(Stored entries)
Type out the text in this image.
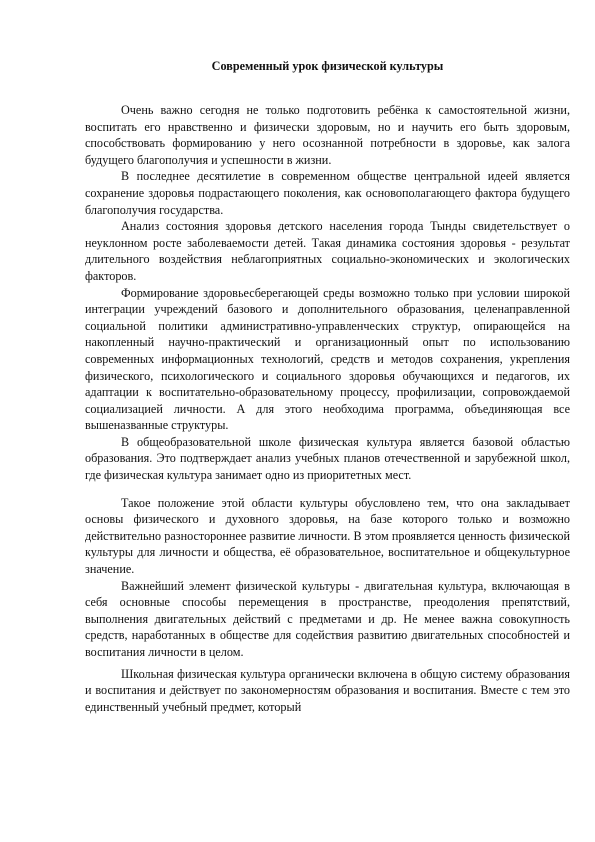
Современный урок физической культуры

Очень важно сегодня не только подготовить ребёнка к самостоятельной жизни, воспитать его нравственно и физически здоровым, но и научить его быть здоровым, способствовать формированию у него осознанной потребности в здоровье, как залога будущего благополучия и успешности в жизни.

В последнее десятилетие в современном обществе центральной идеей является сохранение здоровья подрастающего поколения, как основополагающего фактора будущего благополучия государства.

Анализ состояния здоровья детского населения города Тынды свидетельствует о неуклонном росте заболеваемости детей. Такая динамика состояния здоровья - результат длительного воздействия неблагоприятных социально-экономических и экологических факторов.

Формирование здоровьесберегающей среды возможно только при условии широкой интеграции учреждений базового и дополнительного образования, целенаправленной социальной политики административно-управленческих структур, опирающейся на накопленный научно-практический и организационный опыт по использованию современных информационных технологий, средств и методов сохранения, укрепления физического, психологического и социального здоровья обучающихся и педагогов, их адаптации к воспитательно-образовательному процессу, профилизации, сопровождаемой социализацией личности. А для этого необходима программа, объединяющая все вышеназванные структуры.

В общеобразовательной школе физическая культура является базовой областью образования. Это подтверждает анализ учебных планов отечественной и зарубежной школ, где физическая культура занимает одно из приоритетных мест.

Такое положение этой области культуры обусловлено тем, что она закладывает основы физического и духовного здоровья, на базе которого только и возможно действительно разностороннее развитие личности. В этом проявляется ценность физической культуры для личности и общества, её образовательное, воспитательное и общекультурное значение.

Важнейший элемент физической культуры - двигательная культура, включающая в себя основные способы перемещения в пространстве, преодоления препятствий, выполнения двигательных действий с предметами и др. Не менее важна совокупность средств, наработанных в обществе для содействия развитию двигательных способностей и воспитания личности в целом.

Школьная физическая культура органически включена в общую систему образования и воспитания и действует по закономерностям образования и воспитания. Вместе с тем это единственный учебный предмет, который
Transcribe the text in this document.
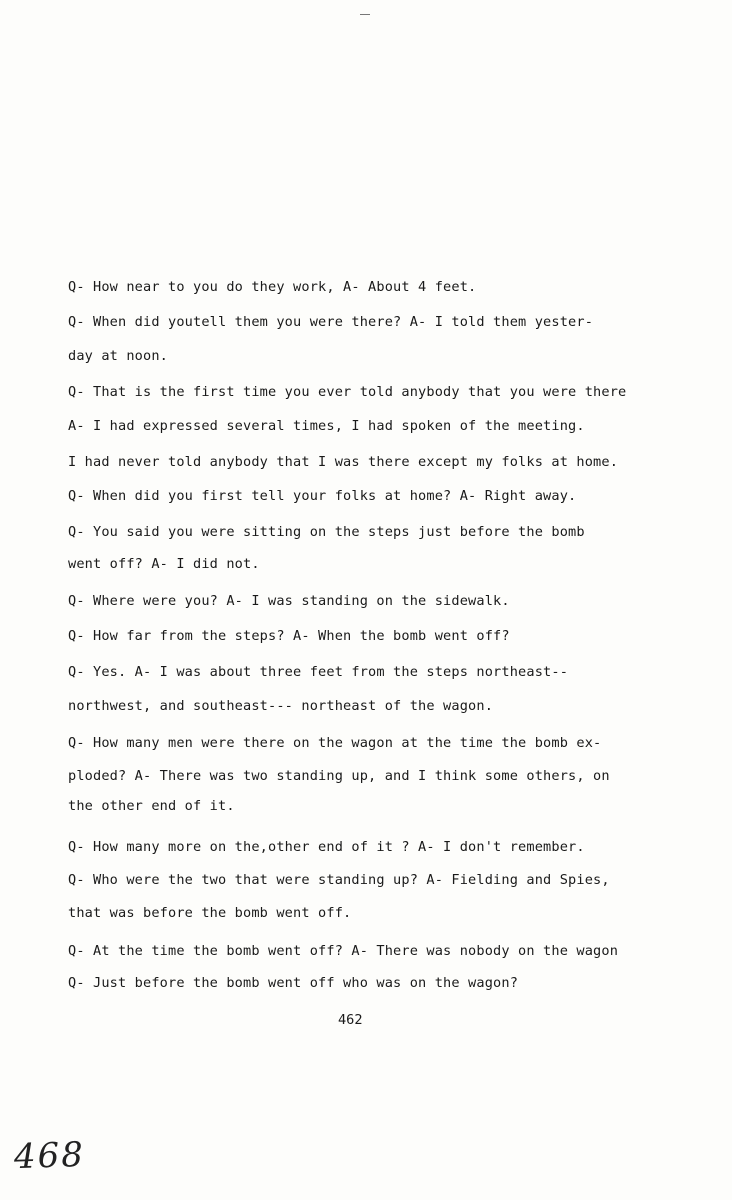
Q- How near to you do they work, A- About 4 feet.
Q- When did youtell them you were there? A- I told them yester-
day at noon.
Q- That is the first time you ever told anybody that you were there
A- I had expressed several times, I had spoken of the meeting.
I had never told anybody that I was there except my folks at home.
Q- When did you first tell your folks at home? A- Right away.
Q- You said you were sitting on the steps just before the bomb
went off? A- I did not.
Q- Where were you? A- I was standing on the sidewalk.
Q- How far from the steps? A- When the bomb went off?
Q- Yes. A- I was about three feet from the steps northeast--
northwest, and southeast--- northeast of the wagon.
Q- How many men were there on the wagon at the time the bomb ex-
ploded? A- There was two standing up, and I think some others, on
the other end of it.
Q- How many more on the,other end of it ? A- I don't remember.
Q- Who were the two that were standing up? A- Fielding and Spies,
that was before the bomb went off.
Q- At the time the bomb went off? A- There was nobody on the wagon
Q- Just before the bomb went off who was on the wagon?
462
468
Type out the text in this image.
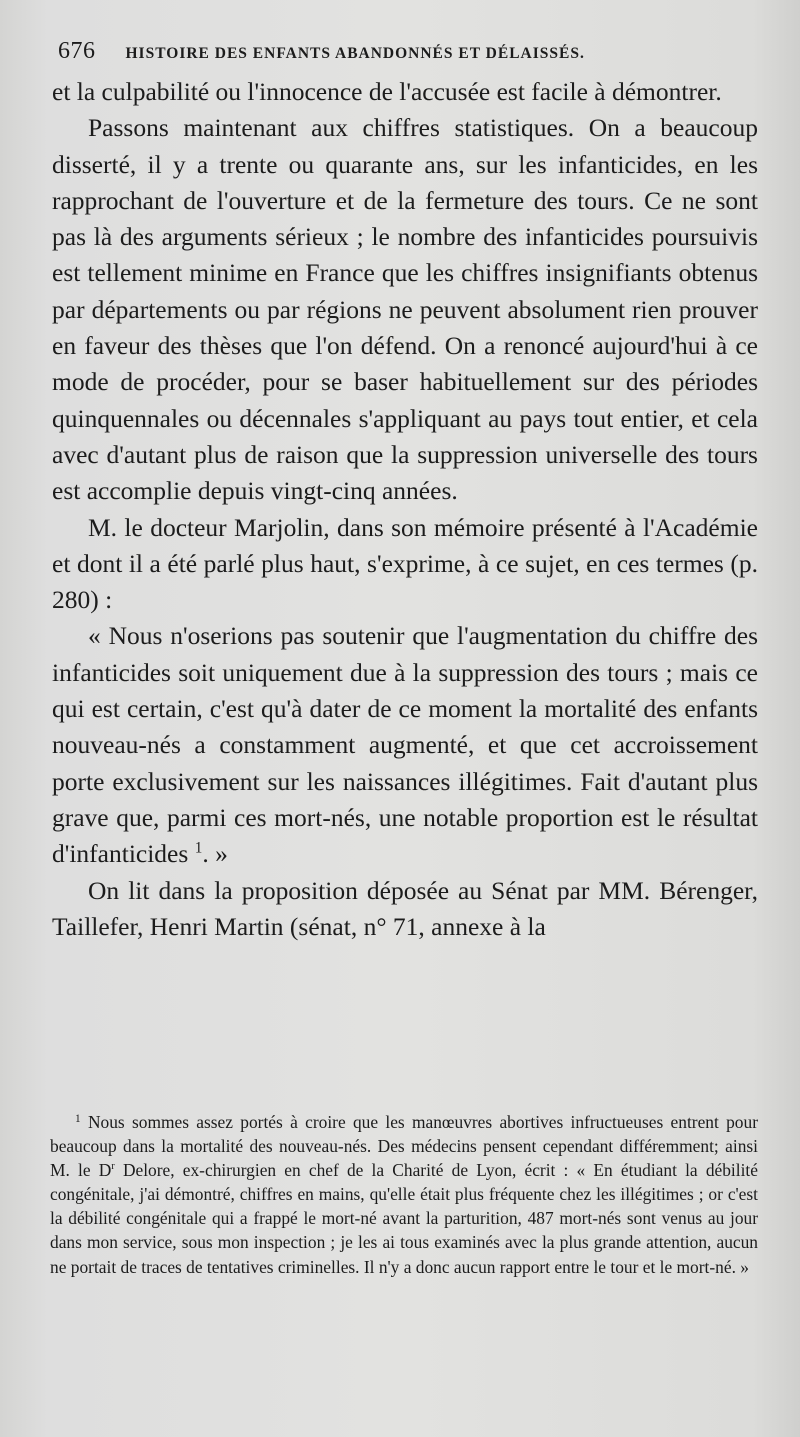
676 HISTOIRE DES ENFANTS ABANDONNÉS ET DÉLAISSÉS.

et la culpabilité ou l'innocence de l'accusée est facile à démontrer.

Passons maintenant aux chiffres statistiques. On a beaucoup disserté, il y a trente ou quarante ans, sur les infanticides, en les rapprochant de l'ouverture et de la fermeture des tours. Ce ne sont pas là des arguments sérieux ; le nombre des infanticides poursuivis est tellement minime en France que les chiffres insignifiants obtenus par départements ou par régions ne peuvent absolument rien prouver en faveur des thèses que l'on défend. On a renoncé aujourd'hui à ce mode de procéder, pour se baser habituellement sur des périodes quinquennales ou décennales s'appliquant au pays tout entier, et cela avec d'autant plus de raison que la suppression universelle des tours est accomplie depuis vingt-cinq années.

M. le docteur Marjolin, dans son mémoire présenté à l'Académie et dont il a été parlé plus haut, s'exprime, à ce sujet, en ces termes (p. 280) :

« Nous n'oserions pas soutenir que l'augmentation du chiffre des infanticides soit uniquement due à la suppression des tours ; mais ce qui est certain, c'est qu'à dater de ce moment la mortalité des enfants nouveau-nés a constamment augmenté, et que cet accroissement porte exclusivement sur les naissances illégitimes. Fait d'autant plus grave que, parmi ces mort-nés, une notable proportion est le résultat d'infanticides $^1$. »

On lit dans la proposition déposée au Sénat par MM. Bérenger, Taillefer, Henri Martin (sénat, n° 71, annexe à la

$^1$ Nous sommes assez portés à croire que les manœuvres abortives infructueuses entrent pour beaucoup dans la mortalité des nouveau-nés. Des médecins pensent cependant différemment; ainsi M. le $D^r$ Delore, ex-chirurgien en chef de la Charité de Lyon, écrit : « En étudiant la débilité congénitale, j'ai démontré, chiffres en mains, qu'elle était plus fréquente chez les illégitimes ; or c'est la débilité congénitale qui a frappé le mort-né avant la parturition, 487 mort-nés sont venus au jour dans mon service, sous mon inspection ; je les ai tous examinés avec la plus grande attention, aucun ne portait de traces de tentatives criminelles. Il n'y a donc aucun rapport entre le tour et le mort-né. »
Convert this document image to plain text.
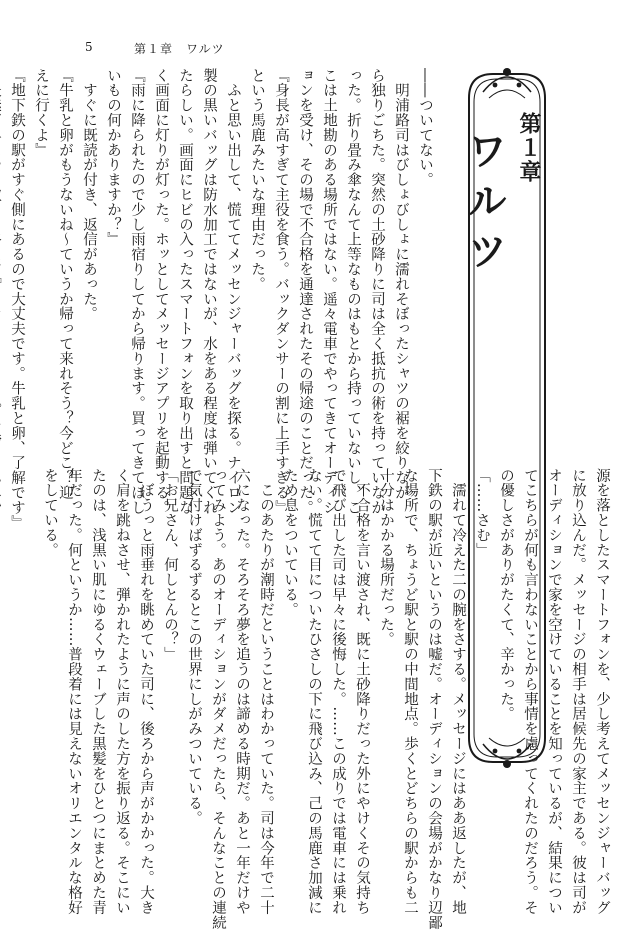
5	第１章　ワルツ
第１章
ワルツ

――ついてない。

　明浦路司はびしょびしょに濡れそぼったシャツの裾を絞りなが

ら独りごちた。突然の土砂降りに司は全く抵抗の術を持っていなか

った。折り畳み傘なんて上等なものはもとから持っていないし、こ

こは土地勘のある場所ではない。遥々電車でやってきてオーディシ

ョンを受け、その場で不合格を通達されたその帰途のことだった。

『身長が高すぎて主役を食う。バックダンサーの割に上手すぎる』

という馬鹿みたいな理由だった。

　ふと思い出して、慌ててメッセンジャーバッグを探る。ナイロン

製の黒いバッグは防水加工ではないが、水をある程度は弾いてくれ

たらしい。画面にヒビの入ったスマートフォンを取り出すと問題な

く画面に灯りが灯った。ホッとしてメッセージアプリを起動する。

『雨に降られたので少し雨宿りしてから帰ります。買ってきてほし

いもの何かありますか？』

　すぐに既読が付き、返信があった。

『牛乳と卵がもうないね～ていうか帰って来れそう？今どこ？迎

えに行くよ』

『地下鉄の駅がすぐ側にあるので大丈夫です。牛乳と卵、了解です』

源を落としたスマートフォンを、少し考えてメッセンジャーバッグ

に放り込んだ。メッセージの相手は居候先の家主である。彼は司が

オーディションで家を空けていることを知っているが、結果につい

てこちらが何も言わないことから事情を慮ってくれたのだろう。そ

の優しさがありがたくて、辛かった。

「……さむ」

　濡れて冷えた二の腕をさする。メッセージにはああ返したが、地

下鉄の駅が近いというのは嘘だ。オーディションの会場がかなり辺鄙

な場所で、ちょうど駅と駅の中間地点。歩くとどちらの駅からも二

十分はかかる場所だった。

　不合格を言い渡され、既に土砂降りだった外にやけくその気持ち

で飛び出した司は早々に後悔した。……この成りでは電車には乗れ

ない。慌てて目についたひさしの下に飛び込み、己の馬鹿さ加減に

ため息をついている。

　このあたりが潮時だということはわかっていた。司は今年で二十

六になった。そろそろ夢を追うのは諦める時期だ。あと一年だけや

ってみよう。あのオーディションがダメだったら、そんなことの連続

で気付けばずるずるとこの世界にしがみついている。

「お兄さん、何しとんの？」

　ぼうっと雨垂れを眺めていた司に、後ろから声がかかった。大き

く肩を跳ねさせ、弾かれたように声のした方を振り返る。そこにい

たのは、浅黒い肌にゆるくウェーブした黒髪をひとつにまとめた青

年だった。何というか……普段着には見えないオリエンタルな格好

をしている。
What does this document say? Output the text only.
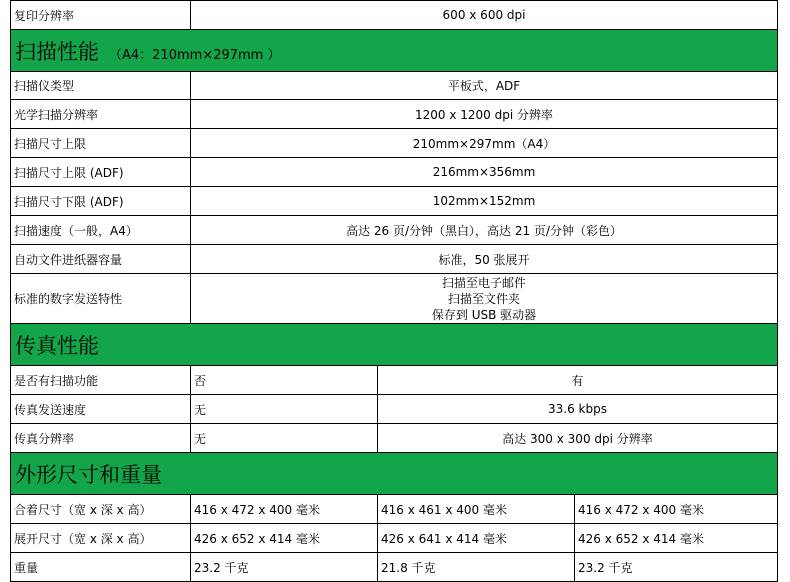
复印分辨率	600 x 600 dpi		
扫描性能 （A4：210mm×297mm ）			
扫描仪类型	平板式，ADF		
光学扫描分辨率	1200 x 1200 dpi 分辨率		
扫描尺寸上限	210mm×297mm（A4）		
扫描尺寸上限 (ADF)	216mm×356mm		
扫描尺寸下限 (ADF)	102mm×152mm		
扫描速度（一般，A4）	高达 26 页/分钟（黑白），高达 21 页/分钟（彩色）		
自动文件进纸器容量	标准，50 张展开		
标准的数字发送特性	扫描至电子邮件
扫描至文件夹
保存到 USB 驱动器		

传真性能			
是否有扫描功能	否	有	
传真发送速度	无	33.6 kbps	
传真分辨率	无	高达 300 x 300 dpi 分辨率	
外形尺寸和重量			
合着尺寸（宽 x 深 x 高）	416 x 472 x 400 毫米	416 x 461 x 400 毫米	416 x 472 x 400 毫米
展开尺寸（宽 x 深 x 高）	426 x 652 x 414 毫米	426 x 641 x 414 毫米	426 x 652 x 414 毫米
重量	23.2 千克	21.8 千克	23.2 千克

» **To be done**:
Within the records above, how many lines include the word "steps"? State the number by itself.

» **Exercise output**:
3